▸ Problem: Select the lines of the records containing the word "applies" and list them.

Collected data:
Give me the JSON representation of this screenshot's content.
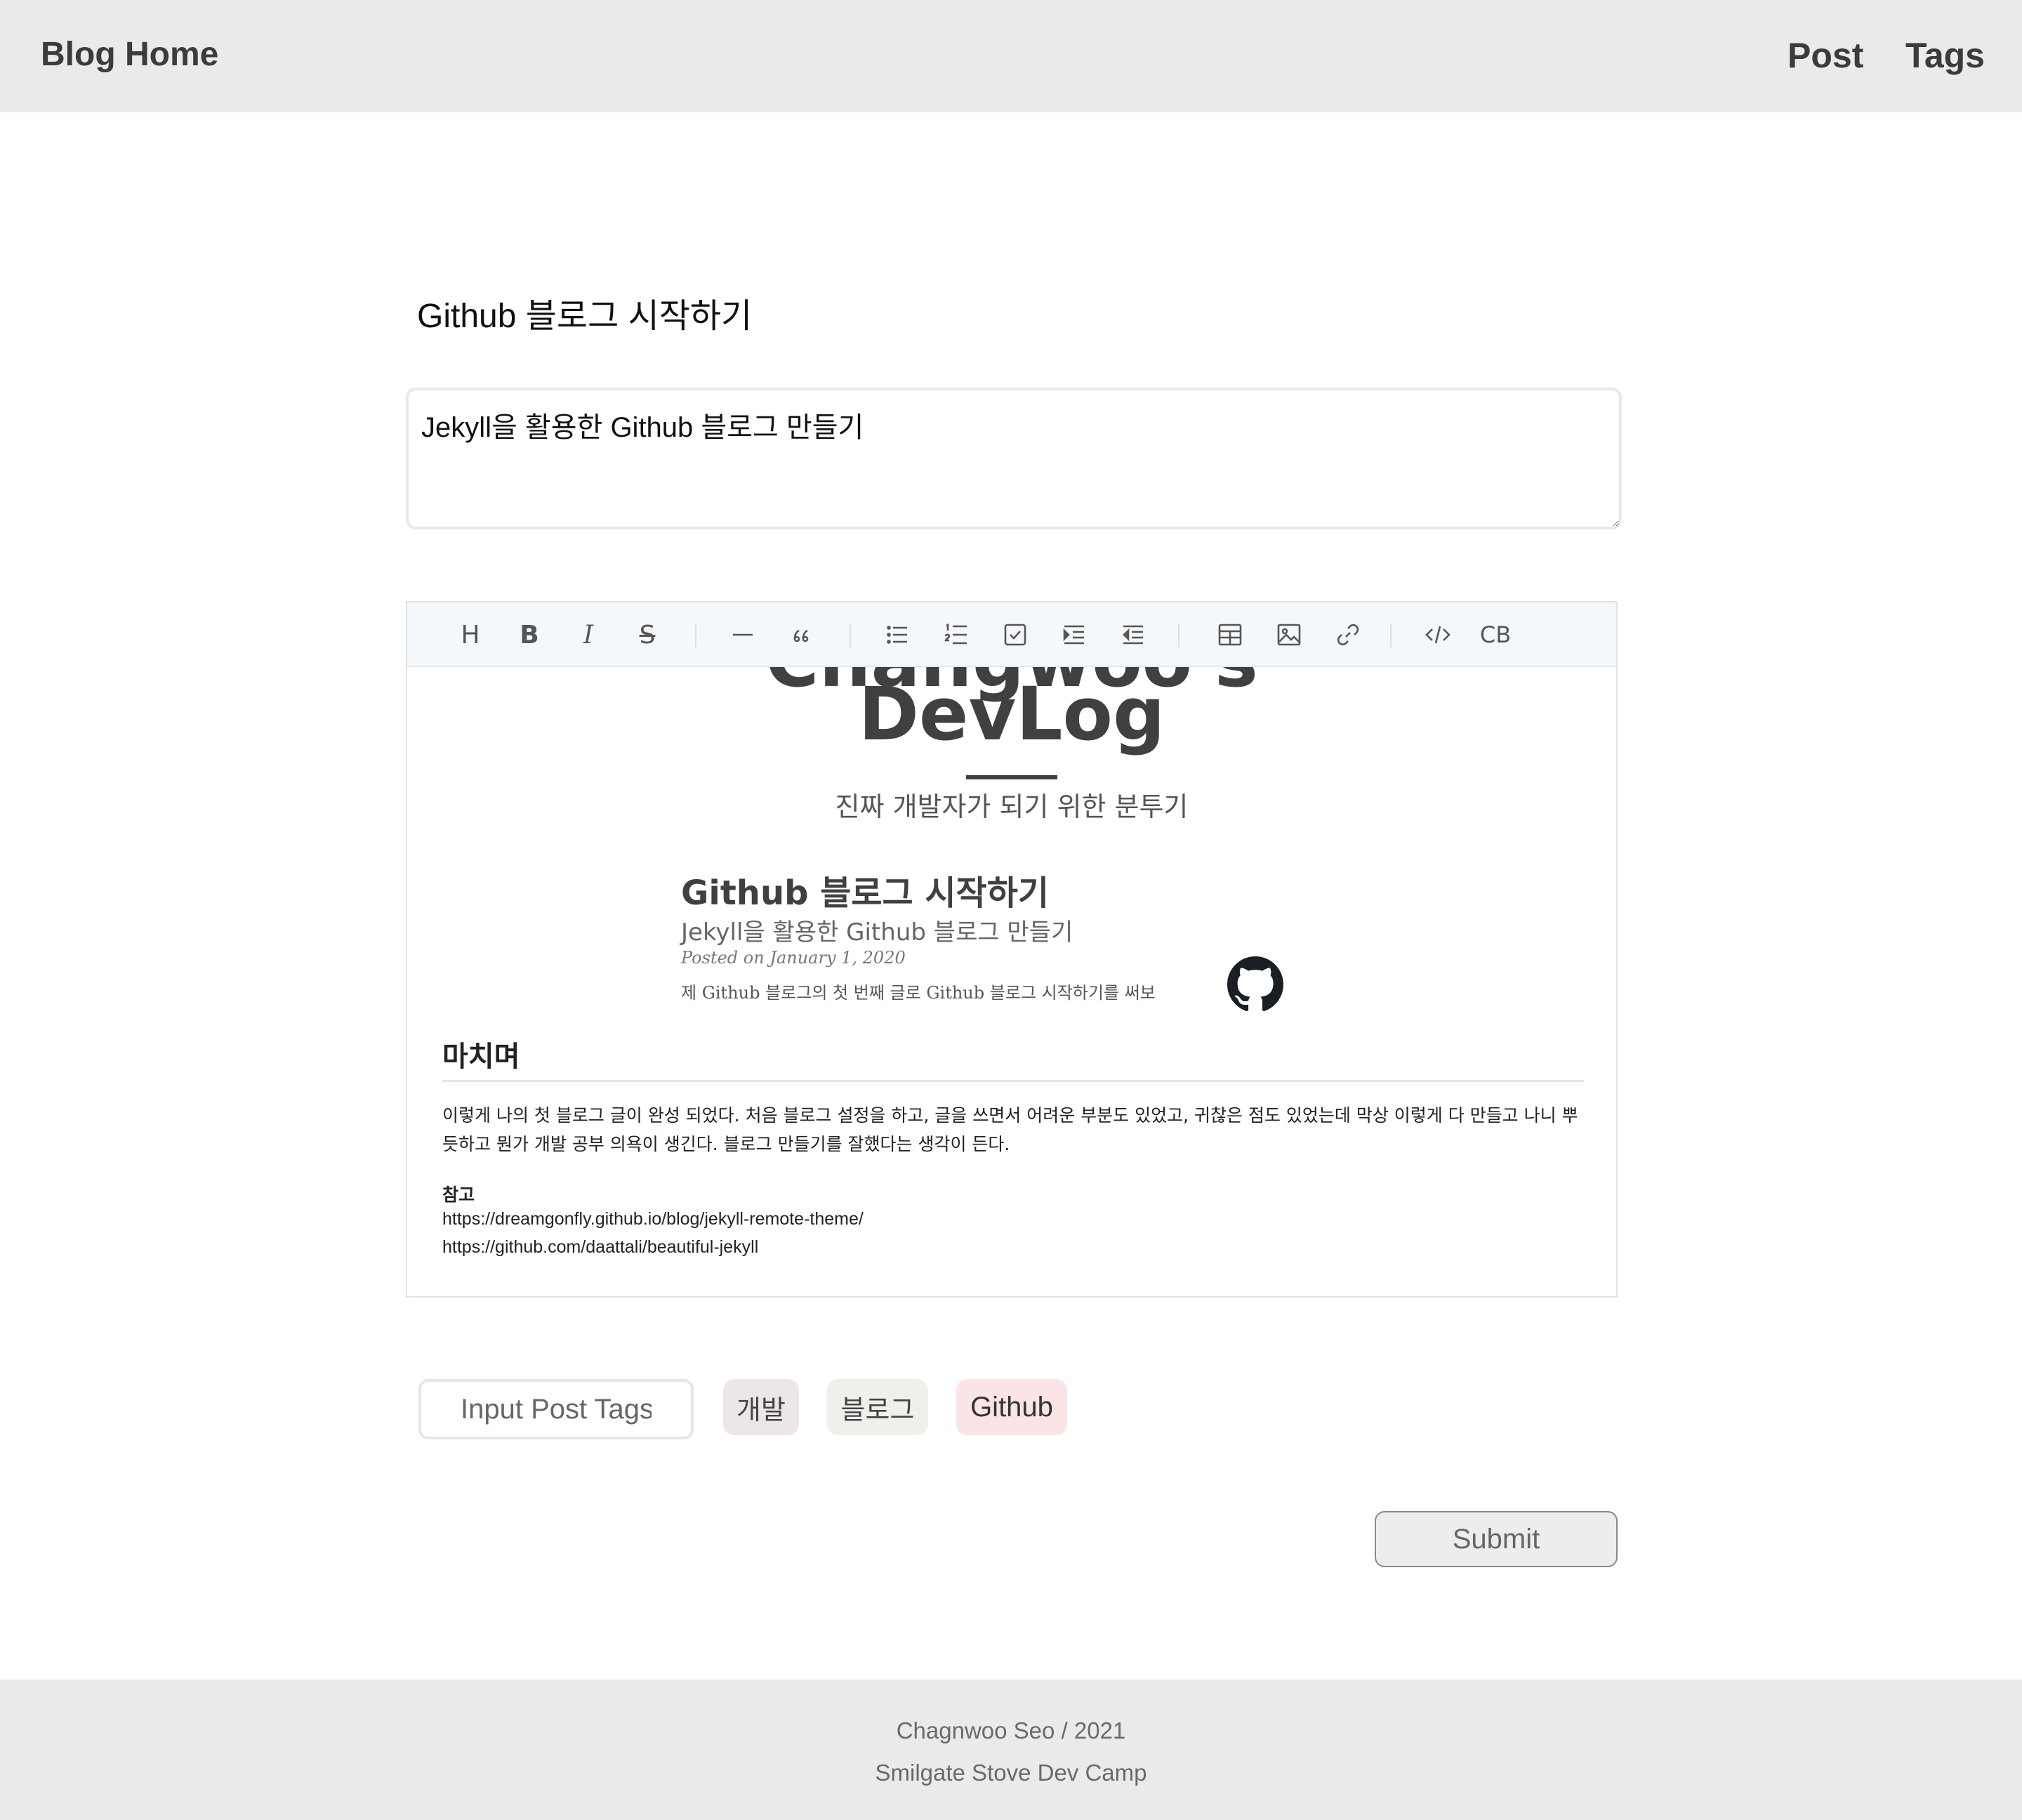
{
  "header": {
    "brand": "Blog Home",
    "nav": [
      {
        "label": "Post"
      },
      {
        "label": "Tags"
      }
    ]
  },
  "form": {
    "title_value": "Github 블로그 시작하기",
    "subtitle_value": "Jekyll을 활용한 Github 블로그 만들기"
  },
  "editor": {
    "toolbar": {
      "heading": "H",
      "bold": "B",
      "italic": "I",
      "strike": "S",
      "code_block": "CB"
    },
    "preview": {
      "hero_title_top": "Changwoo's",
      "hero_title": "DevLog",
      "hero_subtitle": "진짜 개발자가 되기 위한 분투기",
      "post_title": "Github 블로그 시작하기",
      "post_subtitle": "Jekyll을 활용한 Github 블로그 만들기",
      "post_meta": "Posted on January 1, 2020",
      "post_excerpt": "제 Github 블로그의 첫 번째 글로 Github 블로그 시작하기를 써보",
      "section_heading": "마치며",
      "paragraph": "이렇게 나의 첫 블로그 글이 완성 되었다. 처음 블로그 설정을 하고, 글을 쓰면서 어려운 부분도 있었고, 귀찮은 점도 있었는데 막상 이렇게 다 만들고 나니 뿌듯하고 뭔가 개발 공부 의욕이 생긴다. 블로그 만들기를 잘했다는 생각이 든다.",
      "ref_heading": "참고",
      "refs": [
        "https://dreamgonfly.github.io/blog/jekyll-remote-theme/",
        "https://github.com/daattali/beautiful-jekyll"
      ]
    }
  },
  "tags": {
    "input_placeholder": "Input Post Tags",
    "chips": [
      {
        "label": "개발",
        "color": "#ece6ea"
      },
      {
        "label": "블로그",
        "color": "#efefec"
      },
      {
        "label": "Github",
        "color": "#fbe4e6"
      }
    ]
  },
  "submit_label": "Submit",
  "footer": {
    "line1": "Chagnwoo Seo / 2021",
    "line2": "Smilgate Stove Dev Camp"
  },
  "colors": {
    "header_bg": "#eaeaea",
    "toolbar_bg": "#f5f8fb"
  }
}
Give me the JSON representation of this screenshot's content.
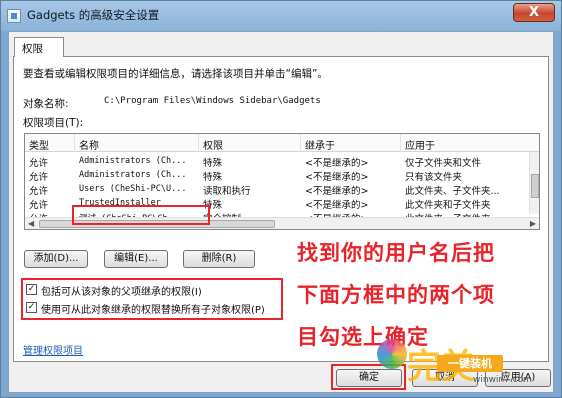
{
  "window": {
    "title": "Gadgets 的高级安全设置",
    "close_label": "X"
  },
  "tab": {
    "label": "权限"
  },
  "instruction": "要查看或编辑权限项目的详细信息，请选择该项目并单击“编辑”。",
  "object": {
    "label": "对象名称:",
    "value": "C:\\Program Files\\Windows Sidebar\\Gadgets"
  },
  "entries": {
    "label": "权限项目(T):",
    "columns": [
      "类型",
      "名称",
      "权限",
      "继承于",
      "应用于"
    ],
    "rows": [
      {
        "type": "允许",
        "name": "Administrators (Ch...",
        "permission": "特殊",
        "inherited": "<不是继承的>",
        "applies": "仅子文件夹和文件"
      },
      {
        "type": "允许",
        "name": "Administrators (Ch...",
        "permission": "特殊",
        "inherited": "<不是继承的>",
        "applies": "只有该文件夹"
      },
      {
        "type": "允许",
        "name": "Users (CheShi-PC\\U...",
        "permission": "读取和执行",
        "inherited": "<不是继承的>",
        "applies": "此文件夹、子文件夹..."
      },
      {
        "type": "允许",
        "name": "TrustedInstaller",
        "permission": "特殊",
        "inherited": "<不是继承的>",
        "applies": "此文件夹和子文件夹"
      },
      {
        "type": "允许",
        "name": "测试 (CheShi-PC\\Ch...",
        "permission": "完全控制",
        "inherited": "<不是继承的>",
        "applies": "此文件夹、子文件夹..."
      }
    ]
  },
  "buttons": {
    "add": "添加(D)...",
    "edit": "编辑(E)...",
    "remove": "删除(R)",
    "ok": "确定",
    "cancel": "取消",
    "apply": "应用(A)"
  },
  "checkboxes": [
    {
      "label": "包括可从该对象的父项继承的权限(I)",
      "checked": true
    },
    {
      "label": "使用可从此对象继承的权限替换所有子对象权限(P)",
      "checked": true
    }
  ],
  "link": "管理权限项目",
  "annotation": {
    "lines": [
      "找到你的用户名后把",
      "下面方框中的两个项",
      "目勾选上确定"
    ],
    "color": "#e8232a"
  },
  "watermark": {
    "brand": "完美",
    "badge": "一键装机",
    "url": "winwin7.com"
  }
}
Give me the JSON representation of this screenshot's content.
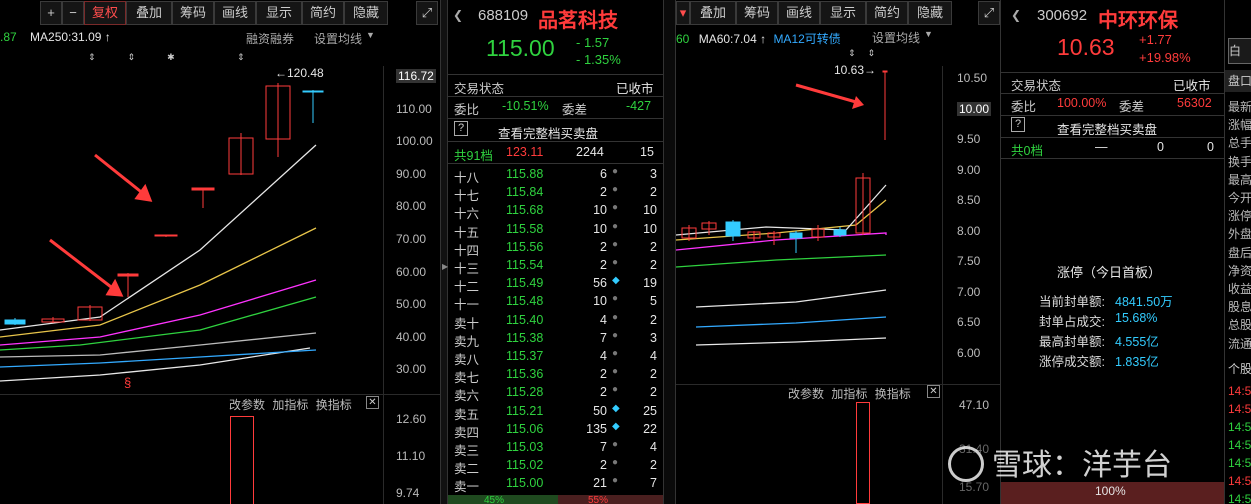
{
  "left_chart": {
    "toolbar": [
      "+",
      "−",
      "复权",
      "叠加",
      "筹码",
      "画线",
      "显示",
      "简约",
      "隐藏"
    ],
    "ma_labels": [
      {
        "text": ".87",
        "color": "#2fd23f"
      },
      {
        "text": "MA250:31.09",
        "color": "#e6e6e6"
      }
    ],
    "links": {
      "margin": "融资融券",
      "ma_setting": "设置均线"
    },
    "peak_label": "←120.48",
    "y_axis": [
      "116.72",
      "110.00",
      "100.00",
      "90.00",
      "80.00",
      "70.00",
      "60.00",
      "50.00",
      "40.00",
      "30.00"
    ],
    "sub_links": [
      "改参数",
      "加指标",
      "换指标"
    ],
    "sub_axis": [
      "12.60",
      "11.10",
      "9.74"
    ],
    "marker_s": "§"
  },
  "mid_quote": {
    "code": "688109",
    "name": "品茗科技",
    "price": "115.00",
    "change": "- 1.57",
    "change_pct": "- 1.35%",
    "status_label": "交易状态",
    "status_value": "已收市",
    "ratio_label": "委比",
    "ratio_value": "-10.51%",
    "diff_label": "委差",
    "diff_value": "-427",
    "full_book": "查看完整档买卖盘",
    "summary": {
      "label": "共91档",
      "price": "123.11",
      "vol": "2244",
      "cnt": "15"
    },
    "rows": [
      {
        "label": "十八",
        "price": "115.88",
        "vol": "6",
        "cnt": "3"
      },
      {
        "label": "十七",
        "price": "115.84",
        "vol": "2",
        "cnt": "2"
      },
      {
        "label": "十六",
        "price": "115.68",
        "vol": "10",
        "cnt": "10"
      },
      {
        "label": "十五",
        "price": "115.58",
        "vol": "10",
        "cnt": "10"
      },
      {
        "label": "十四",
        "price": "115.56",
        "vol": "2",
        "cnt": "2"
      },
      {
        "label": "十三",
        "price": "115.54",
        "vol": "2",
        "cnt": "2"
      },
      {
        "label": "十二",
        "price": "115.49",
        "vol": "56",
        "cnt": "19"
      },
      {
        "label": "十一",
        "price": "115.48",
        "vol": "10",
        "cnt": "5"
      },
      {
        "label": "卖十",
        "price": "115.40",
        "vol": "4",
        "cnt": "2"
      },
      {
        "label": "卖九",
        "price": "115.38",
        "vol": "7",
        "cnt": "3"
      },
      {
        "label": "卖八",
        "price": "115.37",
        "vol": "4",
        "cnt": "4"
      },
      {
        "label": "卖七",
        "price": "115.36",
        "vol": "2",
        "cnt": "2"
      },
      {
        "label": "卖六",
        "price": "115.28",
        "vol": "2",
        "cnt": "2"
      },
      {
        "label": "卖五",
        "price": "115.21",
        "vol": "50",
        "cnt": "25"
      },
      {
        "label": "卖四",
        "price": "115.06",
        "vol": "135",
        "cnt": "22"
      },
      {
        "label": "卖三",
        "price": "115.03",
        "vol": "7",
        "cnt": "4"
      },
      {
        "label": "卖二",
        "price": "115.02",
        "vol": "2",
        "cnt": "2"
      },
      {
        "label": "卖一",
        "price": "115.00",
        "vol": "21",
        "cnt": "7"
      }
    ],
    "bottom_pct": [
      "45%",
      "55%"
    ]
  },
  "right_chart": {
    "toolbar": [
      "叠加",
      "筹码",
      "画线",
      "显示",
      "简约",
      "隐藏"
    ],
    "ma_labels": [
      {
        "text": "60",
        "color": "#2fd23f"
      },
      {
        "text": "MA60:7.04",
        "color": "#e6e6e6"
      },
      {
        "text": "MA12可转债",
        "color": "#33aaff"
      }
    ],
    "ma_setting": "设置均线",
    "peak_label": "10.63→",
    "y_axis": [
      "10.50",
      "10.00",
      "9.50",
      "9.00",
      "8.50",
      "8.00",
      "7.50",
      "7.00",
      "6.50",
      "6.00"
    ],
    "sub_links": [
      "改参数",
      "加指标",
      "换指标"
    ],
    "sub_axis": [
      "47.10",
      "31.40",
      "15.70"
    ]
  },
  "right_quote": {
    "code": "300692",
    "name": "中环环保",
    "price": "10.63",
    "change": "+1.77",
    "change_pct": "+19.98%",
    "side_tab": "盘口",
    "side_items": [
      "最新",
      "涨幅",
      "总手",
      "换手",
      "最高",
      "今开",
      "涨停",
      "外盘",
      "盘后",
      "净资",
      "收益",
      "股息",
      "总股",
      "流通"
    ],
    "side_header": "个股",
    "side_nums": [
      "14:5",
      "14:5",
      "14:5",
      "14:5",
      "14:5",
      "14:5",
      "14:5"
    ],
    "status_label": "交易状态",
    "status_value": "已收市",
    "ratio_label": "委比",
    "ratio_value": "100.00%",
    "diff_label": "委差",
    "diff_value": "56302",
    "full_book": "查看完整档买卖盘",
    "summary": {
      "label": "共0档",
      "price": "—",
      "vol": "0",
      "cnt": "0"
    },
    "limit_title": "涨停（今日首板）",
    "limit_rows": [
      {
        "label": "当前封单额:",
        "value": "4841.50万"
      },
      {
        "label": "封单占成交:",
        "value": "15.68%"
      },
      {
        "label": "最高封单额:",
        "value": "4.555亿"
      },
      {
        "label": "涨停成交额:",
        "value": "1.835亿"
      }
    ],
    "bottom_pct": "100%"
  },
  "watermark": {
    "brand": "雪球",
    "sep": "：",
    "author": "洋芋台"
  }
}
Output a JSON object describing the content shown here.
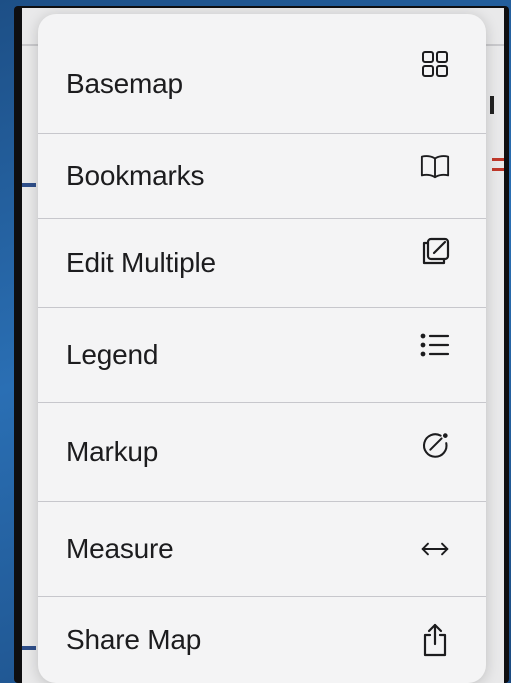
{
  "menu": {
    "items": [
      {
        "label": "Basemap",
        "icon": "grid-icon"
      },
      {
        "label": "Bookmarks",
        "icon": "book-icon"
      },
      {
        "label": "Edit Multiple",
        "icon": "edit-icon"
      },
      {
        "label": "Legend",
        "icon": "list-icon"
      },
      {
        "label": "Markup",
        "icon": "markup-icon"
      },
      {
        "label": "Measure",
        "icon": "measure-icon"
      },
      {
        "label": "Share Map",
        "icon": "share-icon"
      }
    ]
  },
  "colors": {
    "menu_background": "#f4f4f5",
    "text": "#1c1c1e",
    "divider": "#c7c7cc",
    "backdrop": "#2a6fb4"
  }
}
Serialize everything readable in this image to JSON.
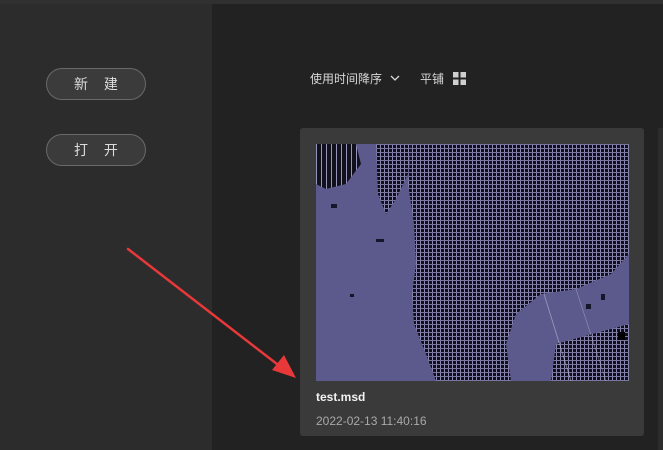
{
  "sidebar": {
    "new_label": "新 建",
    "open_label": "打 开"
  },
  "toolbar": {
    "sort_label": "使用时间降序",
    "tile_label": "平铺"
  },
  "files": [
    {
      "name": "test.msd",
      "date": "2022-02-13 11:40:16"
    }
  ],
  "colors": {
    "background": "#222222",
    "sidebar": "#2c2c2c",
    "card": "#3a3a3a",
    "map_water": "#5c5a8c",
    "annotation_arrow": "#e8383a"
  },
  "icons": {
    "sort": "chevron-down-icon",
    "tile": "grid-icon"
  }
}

▸ Written reply:
        "applies": "仅子文件夹和文件"
        "applies": "只有该文件夹"
        "applies": "此文件夹、子文件夹..."
        "applies": "此文件夹和子文件夹"
        "applies": "此文件夹、子文件夹..."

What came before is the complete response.